-- begin Input data --

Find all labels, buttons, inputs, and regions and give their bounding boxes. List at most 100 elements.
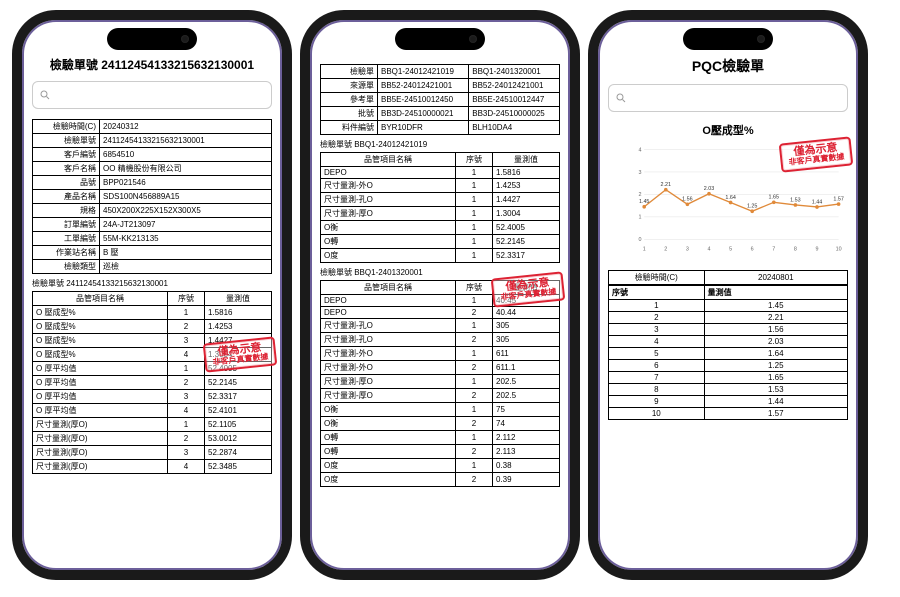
table-row[interactable]: 31.56 xyxy=(609,324,848,336)
table-row[interactable]: 51.64 xyxy=(609,348,848,360)
svg-text:1.53: 1.53 xyxy=(790,197,800,203)
chart-info-table: 檢驗時間(C)20240801 xyxy=(608,270,848,285)
svg-text:3: 3 xyxy=(686,246,689,252)
svg-text:10: 10 xyxy=(836,246,842,252)
table-row[interactable]: 客戶名稱OO 精機股份有限公司 xyxy=(33,162,272,176)
column-header: 序號 xyxy=(609,286,705,300)
svg-text:2.21: 2.21 xyxy=(661,182,671,188)
svg-text:6: 6 xyxy=(751,246,754,252)
table-row[interactable]: 尺寸量測-外O11.4253 xyxy=(321,179,560,193)
column-header: 量測值 xyxy=(205,292,272,306)
svg-text:4: 4 xyxy=(707,246,710,252)
table-row[interactable]: 81.53 xyxy=(609,384,848,396)
table-row[interactable]: 作業站名稱B 壓 xyxy=(33,246,272,260)
table-row[interactable]: 22.21 xyxy=(609,312,848,324)
column-header: 序號 xyxy=(456,281,493,295)
svg-text:1.45: 1.45 xyxy=(639,199,649,205)
column-header: 品管項目名稱 xyxy=(33,292,168,306)
table-row[interactable]: 尺寸量測(厚O)253.0012 xyxy=(33,432,272,446)
table-row[interactable]: 參考單BB5E-24510012450BB5E-24510012447 xyxy=(321,93,560,107)
table-row[interactable]: 尺寸量測(厚O)152.1105 xyxy=(33,418,272,432)
table-row[interactable]: 尺寸量測(厚O)352.2874 xyxy=(33,446,272,460)
table-row[interactable]: O 壓成型%11.5816 xyxy=(33,306,272,320)
device-notch xyxy=(107,28,197,50)
svg-text:1.25: 1.25 xyxy=(747,204,757,210)
phone-2: 檢驗單BBQ1-24012421019BBQ1-2401320001來源單BB5… xyxy=(300,10,580,580)
table-row[interactable]: 產品名稱SDS100N456889A15 xyxy=(33,190,272,204)
svg-text:2: 2 xyxy=(664,246,667,252)
svg-text:4: 4 xyxy=(638,147,641,153)
table-row[interactable]: 61.25 xyxy=(609,360,848,372)
table-row[interactable]: O 厚平均值252.2145 xyxy=(33,376,272,390)
chart-data-table: 序號量測值11.4522.2131.5642.0351.6461.2571.65… xyxy=(608,285,848,420)
search-input[interactable] xyxy=(32,81,272,109)
table-row[interactable]: 尺寸量測(厚O)452.3485 xyxy=(33,460,272,474)
table-row[interactable]: 批號BB3D-24510000021BB3D-24510000025 xyxy=(321,107,560,121)
svg-text:1.65: 1.65 xyxy=(769,195,779,201)
column-header: 量測值 xyxy=(704,286,847,300)
page-title: 檢驗單號 24112454133215632130001 xyxy=(32,56,272,73)
table-row[interactable]: 11.45 xyxy=(609,300,848,312)
search-icon xyxy=(39,89,51,101)
table-row[interactable]: O衡152.4005 xyxy=(321,221,560,235)
table-row[interactable]: 尺寸量測-厚O1202.5 xyxy=(321,375,560,389)
table-row[interactable]: O度20.39 xyxy=(321,473,560,487)
phone-3: PQC檢驗單 O壓成型% 01234123456789101.452.211.5… xyxy=(588,10,868,580)
table-row[interactable]: O衡175 xyxy=(321,403,560,417)
svg-text:1: 1 xyxy=(638,215,641,221)
measurement-table-a: 品管項目名稱序號量測值DEPO11.5816尺寸量測-外O11.4253尺寸量測… xyxy=(320,152,560,263)
table-row[interactable]: 檢驗類型巡檢 xyxy=(33,260,272,274)
device-notch xyxy=(683,28,773,50)
table-row[interactable]: 訂單編號24A-JT213097 xyxy=(33,218,272,232)
svg-text:1: 1 xyxy=(643,246,646,252)
search-input[interactable] xyxy=(608,84,848,112)
table-row[interactable]: 來源單BB52-24012421001BB52-24012421001 xyxy=(321,79,560,93)
section-label-a: 檢驗單號 BBQ1-24012421019 xyxy=(320,139,560,150)
svg-text:9: 9 xyxy=(815,246,818,252)
table-row[interactable]: O 厚平均值452.4101 xyxy=(33,404,272,418)
table-row[interactable]: 尺寸量測-孔O11.4427 xyxy=(321,193,560,207)
table-row[interactable]: 91.44 xyxy=(609,396,848,408)
table-row[interactable]: O度10.38 xyxy=(321,459,560,473)
table-row[interactable]: 尺寸量測-孔O2305 xyxy=(321,333,560,347)
table-row[interactable]: O衡274 xyxy=(321,417,560,431)
svg-text:1.44: 1.44 xyxy=(812,199,822,205)
table-row[interactable]: 71.65 xyxy=(609,372,848,384)
table-row[interactable]: O 厚平均值352.3317 xyxy=(33,390,272,404)
table-row[interactable]: 工單編號55M-KK213135 xyxy=(33,232,272,246)
table-row[interactable]: 品號BPP021546 xyxy=(33,176,272,190)
svg-text:5: 5 xyxy=(729,246,732,252)
table-row[interactable]: 客戶編號6854510 xyxy=(33,148,272,162)
column-header: 品管項目名稱 xyxy=(321,153,456,167)
device-notch xyxy=(395,28,485,50)
phone-1: 檢驗單號 24112454133215632130001 檢驗時間(C)2024… xyxy=(12,10,292,580)
table-row[interactable]: 尺寸量測-孔O1305 xyxy=(321,319,560,333)
table-row[interactable]: 尺寸量測-厚O11.3004 xyxy=(321,207,560,221)
table-row[interactable]: O轉12.112 xyxy=(321,431,560,445)
svg-text:8: 8 xyxy=(794,246,797,252)
svg-text:1.57: 1.57 xyxy=(833,196,843,202)
table-row[interactable]: 檢驗時間(C)20240801 xyxy=(609,271,848,285)
table-row[interactable]: O轉22.113 xyxy=(321,445,560,459)
table-row[interactable]: O度152.3317 xyxy=(321,249,560,263)
table-row[interactable]: 檢驗單號24112454133215632130001 xyxy=(33,134,272,148)
table-row[interactable]: 檢驗單BBQ1-24012421019BBQ1-2401320001 xyxy=(321,65,560,79)
info-table: 檢驗時間(C)20240312檢驗單號241124541332156321300… xyxy=(32,119,272,274)
table-row[interactable]: 尺寸量測-厚O2202.5 xyxy=(321,389,560,403)
table-row[interactable]: DEPO240.44 xyxy=(321,307,560,319)
table-row[interactable]: 101.57 xyxy=(609,408,848,420)
page-title: PQC檢驗單 xyxy=(608,56,848,76)
column-header: 品管項目名稱 xyxy=(321,281,456,295)
table-row[interactable]: 42.03 xyxy=(609,336,848,348)
table-row[interactable]: 尺寸量測-外O2611.1 xyxy=(321,361,560,375)
svg-text:2.03: 2.03 xyxy=(704,186,714,192)
table-row[interactable]: O轉152.2145 xyxy=(321,235,560,249)
table-row[interactable]: O 壓成型%21.4253 xyxy=(33,320,272,334)
header-pair-table: 檢驗單BBQ1-24012421019BBQ1-2401320001來源單BB5… xyxy=(320,64,560,135)
table-row[interactable]: 規格450X200X225X152X300X5 xyxy=(33,204,272,218)
table-row[interactable]: 料件編號BYR10DFRBLH10DA4 xyxy=(321,121,560,135)
table-row[interactable]: 尺寸量測-外O1611 xyxy=(321,347,560,361)
svg-text:1.56: 1.56 xyxy=(682,197,692,203)
table-row[interactable]: DEPO11.5816 xyxy=(321,167,560,179)
table-row[interactable]: 檢驗時間(C)20240312 xyxy=(33,120,272,134)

-- end Input data --

Copy the entire listing above verbatim, line for line, omitting the pictures.

Find all labels, buttons, inputs, and regions and give their bounding boxes. List at most 100 elements.
table-row[interactable]: 31.56 xyxy=(609,324,848,336)
table-row[interactable]: 51.64 xyxy=(609,348,848,360)
svg-text:1.53: 1.53 xyxy=(790,197,800,203)
chart-info-table: 檢驗時間(C)20240801 xyxy=(608,270,848,285)
svg-text:3: 3 xyxy=(686,246,689,252)
svg-text:10: 10 xyxy=(836,246,842,252)
table-row[interactable]: 客戶名稱OO 精機股份有限公司 xyxy=(33,162,272,176)
column-header: 序號 xyxy=(609,286,705,300)
svg-text:2.21: 2.21 xyxy=(661,182,671,188)
svg-text:6: 6 xyxy=(751,246,754,252)
table-row[interactable]: 尺寸量測-外O11.4253 xyxy=(321,179,560,193)
column-header: 量測值 xyxy=(205,292,272,306)
svg-text:4: 4 xyxy=(707,246,710,252)
table-row[interactable]: 81.53 xyxy=(609,384,848,396)
table-row[interactable]: 作業站名稱B 壓 xyxy=(33,246,272,260)
table-row[interactable]: 22.21 xyxy=(609,312,848,324)
column-header: 序號 xyxy=(456,281,493,295)
svg-text:1.45: 1.45 xyxy=(639,199,649,205)
column-header: 品管項目名稱 xyxy=(33,292,168,306)
table-row[interactable]: 尺寸量測(厚O)253.0012 xyxy=(33,432,272,446)
table-row[interactable]: 參考單BB5E-24510012450BB5E-24510012447 xyxy=(321,93,560,107)
table-row[interactable]: 尺寸量測(厚O)152.1105 xyxy=(33,418,272,432)
table-row[interactable]: 尺寸量測(厚O)352.2874 xyxy=(33,446,272,460)
table-row[interactable]: O 壓成型%11.5816 xyxy=(33,306,272,320)
device-notch xyxy=(107,28,197,50)
svg-text:1.25: 1.25 xyxy=(747,204,757,210)
phone-2: 檢驗單BBQ1-24012421019BBQ1-2401320001來源單BB5… xyxy=(300,10,580,580)
table-row[interactable]: 產品名稱SDS100N456889A15 xyxy=(33,190,272,204)
svg-text:2: 2 xyxy=(664,246,667,252)
svg-text:4: 4 xyxy=(638,147,641,153)
table-row[interactable]: 61.25 xyxy=(609,360,848,372)
table-row[interactable]: O 厚平均值252.2145 xyxy=(33,376,272,390)
chart-data-table: 序號量測值11.4522.2131.5642.0351.6461.2571.65… xyxy=(608,285,848,420)
search-input[interactable] xyxy=(32,81,272,109)
table-row[interactable]: 尺寸量測(厚O)452.3485 xyxy=(33,460,272,474)
table-row[interactable]: 批號BB3D-24510000021BB3D-24510000025 xyxy=(321,107,560,121)
svg-text:1.65: 1.65 xyxy=(769,195,779,201)
column-header: 量測值 xyxy=(704,286,847,300)
page-title: 檢驗單號 24112454133215632130001 xyxy=(32,56,272,73)
table-row[interactable]: 11.45 xyxy=(609,300,848,312)
search-icon xyxy=(39,89,51,101)
table-row[interactable]: O衡152.4005 xyxy=(321,221,560,235)
table-row[interactable]: 尺寸量測-厚O1202.5 xyxy=(321,375,560,389)
table-row[interactable]: O度20.39 xyxy=(321,473,560,487)
phone-3: PQC檢驗單 O壓成型% 01234123456789101.452.211.5… xyxy=(588,10,868,580)
table-row[interactable]: O衡175 xyxy=(321,403,560,417)
svg-text:1: 1 xyxy=(638,215,641,221)
measurement-table-a: 品管項目名稱序號量測值DEPO11.5816尺寸量測-外O11.4253尺寸量測… xyxy=(320,152,560,263)
table-row[interactable]: 檢驗類型巡檢 xyxy=(33,260,272,274)
device-notch xyxy=(683,28,773,50)
table-row[interactable]: 訂單編號24A-JT213097 xyxy=(33,218,272,232)
svg-text:1: 1 xyxy=(643,246,646,252)
search-input[interactable] xyxy=(608,84,848,112)
table-row[interactable]: 來源單BB52-24012421001BB52-24012421001 xyxy=(321,79,560,93)
section-label-a: 檢驗單號 BBQ1-24012421019 xyxy=(320,139,560,150)
svg-text:9: 9 xyxy=(815,246,818,252)
table-row[interactable]: O 厚平均值452.4101 xyxy=(33,404,272,418)
table-row[interactable]: 尺寸量測-孔O11.4427 xyxy=(321,193,560,207)
table-row[interactable]: 91.44 xyxy=(609,396,848,408)
table-row[interactable]: O度10.38 xyxy=(321,459,560,473)
table-row[interactable]: 尺寸量測-孔O2305 xyxy=(321,333,560,347)
table-row[interactable]: O衡274 xyxy=(321,417,560,431)
svg-text:1.44: 1.44 xyxy=(812,199,822,205)
table-row[interactable]: 71.65 xyxy=(609,372,848,384)
table-row[interactable]: O 厚平均值352.3317 xyxy=(33,390,272,404)
table-row[interactable]: 工單編號55M-KK213135 xyxy=(33,232,272,246)
table-row[interactable]: 品號BPP021546 xyxy=(33,176,272,190)
svg-text:5: 5 xyxy=(729,246,732,252)
table-row[interactable]: 客戶編號6854510 xyxy=(33,148,272,162)
column-header: 品管項目名稱 xyxy=(321,153,456,167)
device-notch xyxy=(395,28,485,50)
phone-1: 檢驗單號 24112454133215632130001 檢驗時間(C)2024… xyxy=(12,10,292,580)
table-row[interactable]: 尺寸量測-孔O1305 xyxy=(321,319,560,333)
table-row[interactable]: 尺寸量測-厚O11.3004 xyxy=(321,207,560,221)
table-row[interactable]: O轉12.112 xyxy=(321,431,560,445)
svg-text:8: 8 xyxy=(794,246,797,252)
svg-text:1.57: 1.57 xyxy=(833,196,843,202)
table-row[interactable]: 檢驗時間(C)20240801 xyxy=(609,271,848,285)
table-row[interactable]: O轉22.113 xyxy=(321,445,560,459)
table-row[interactable]: O度152.3317 xyxy=(321,249,560,263)
table-row[interactable]: 檢驗單號24112454133215632130001 xyxy=(33,134,272,148)
table-row[interactable]: 檢驗單BBQ1-24012421019BBQ1-2401320001 xyxy=(321,65,560,79)
info-table: 檢驗時間(C)20240312檢驗單號241124541332156321300… xyxy=(32,119,272,274)
table-row[interactable]: 尺寸量測-厚O2202.5 xyxy=(321,389,560,403)
table-row[interactable]: DEPO240.44 xyxy=(321,307,560,319)
table-row[interactable]: 101.57 xyxy=(609,408,848,420)
page-title: PQC檢驗單 xyxy=(608,56,848,76)
column-header: 品管項目名稱 xyxy=(321,281,456,295)
table-row[interactable]: 42.03 xyxy=(609,336,848,348)
table-row[interactable]: 尺寸量測-外O2611.1 xyxy=(321,361,560,375)
svg-text:2.03: 2.03 xyxy=(704,186,714,192)
table-row[interactable]: O轉152.2145 xyxy=(321,235,560,249)
table-row[interactable]: O 壓成型%21.4253 xyxy=(33,320,272,334)
header-pair-table: 檢驗單BBQ1-24012421019BBQ1-2401320001來源單BB5… xyxy=(320,64,560,135)
table-row[interactable]: 規格450X200X225X152X300X5 xyxy=(33,204,272,218)
table-row[interactable]: 料件編號BYR10DFRBLH10DA4 xyxy=(321,121,560,135)
table-row[interactable]: 尺寸量測-外O1611 xyxy=(321,347,560,361)
svg-text:1.56: 1.56 xyxy=(682,197,692,203)
table-row[interactable]: DEPO11.5816 xyxy=(321,167,560,179)
table-row[interactable]: 檢驗時間(C)20240312 xyxy=(33,120,272,134)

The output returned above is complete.